[Dataset rows]

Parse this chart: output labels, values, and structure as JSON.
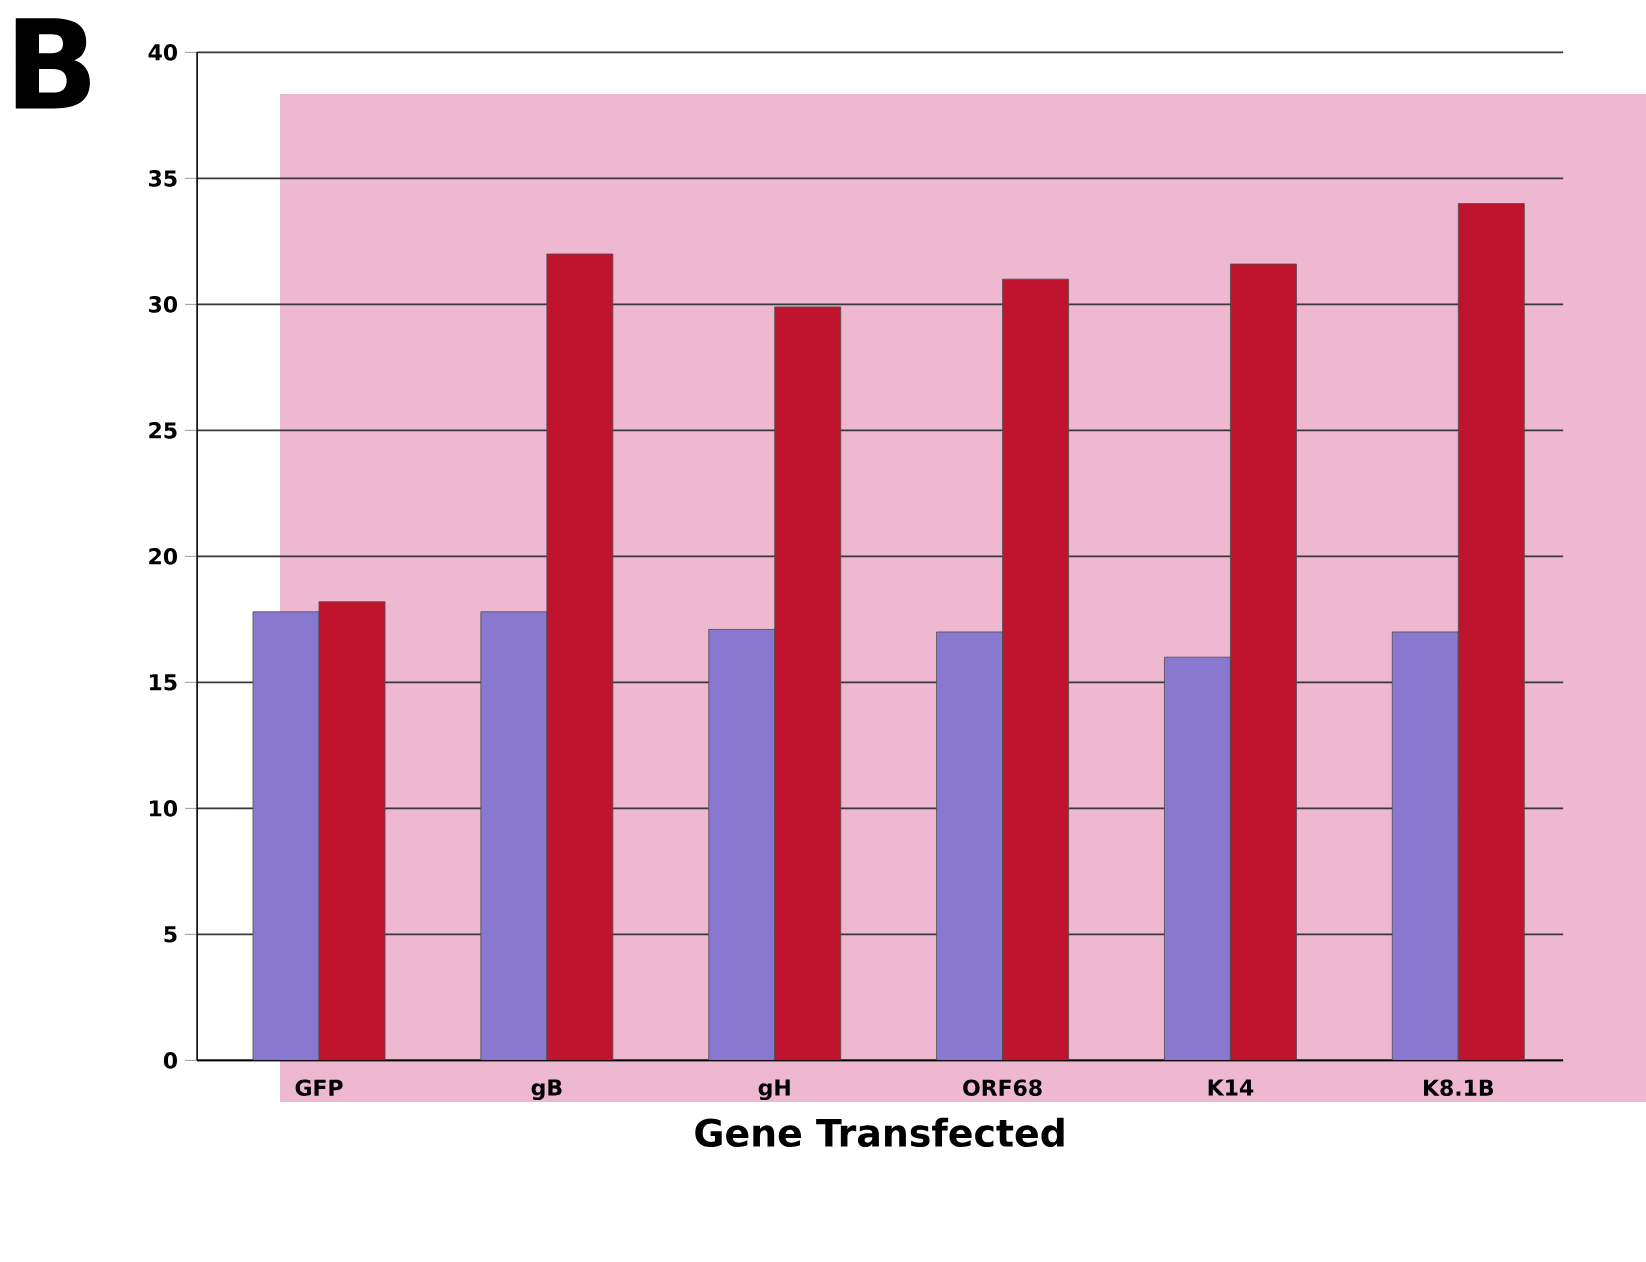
{
  "chart_data": {
    "type": "bar",
    "xlabel": "Gene Transfected",
    "annotations": [
      "B"
    ],
    "categories": [
      "GFP",
      "gB",
      "gH",
      "ORF68",
      "K14",
      "K8.1B"
    ],
    "series": [
      {
        "color": "#8878d0",
        "values": [
          17.8,
          17.8,
          17.1,
          17.0,
          16.0,
          17.0
        ]
      },
      {
        "color": "#c0142e",
        "values": [
          18.2,
          32.0,
          29.9,
          31.0,
          31.6,
          34.0
        ]
      }
    ],
    "ylim": [
      0,
      40
    ],
    "yticks": [
      0,
      5,
      10,
      15,
      20,
      25,
      30,
      35,
      40
    ],
    "grid": "y"
  }
}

## Your goal
Extract the entries in full, exactly as they are, minus the pictures.

## Expected output
Parse this chart: output labels, values, and structure as JSON.
{
  "chart_data": {
    "type": "bar",
    "xlabel": "Gene Transfected",
    "annotations": [
      "B"
    ],
    "categories": [
      "GFP",
      "gB",
      "gH",
      "ORF68",
      "K14",
      "K8.1B"
    ],
    "series": [
      {
        "color": "#8878d0",
        "values": [
          17.8,
          17.8,
          17.1,
          17.0,
          16.0,
          17.0
        ]
      },
      {
        "color": "#c0142e",
        "values": [
          18.2,
          32.0,
          29.9,
          31.0,
          31.6,
          34.0
        ]
      }
    ],
    "ylim": [
      0,
      40
    ],
    "yticks": [
      0,
      5,
      10,
      15,
      20,
      25,
      30,
      35,
      40
    ],
    "grid": "y"
  }
}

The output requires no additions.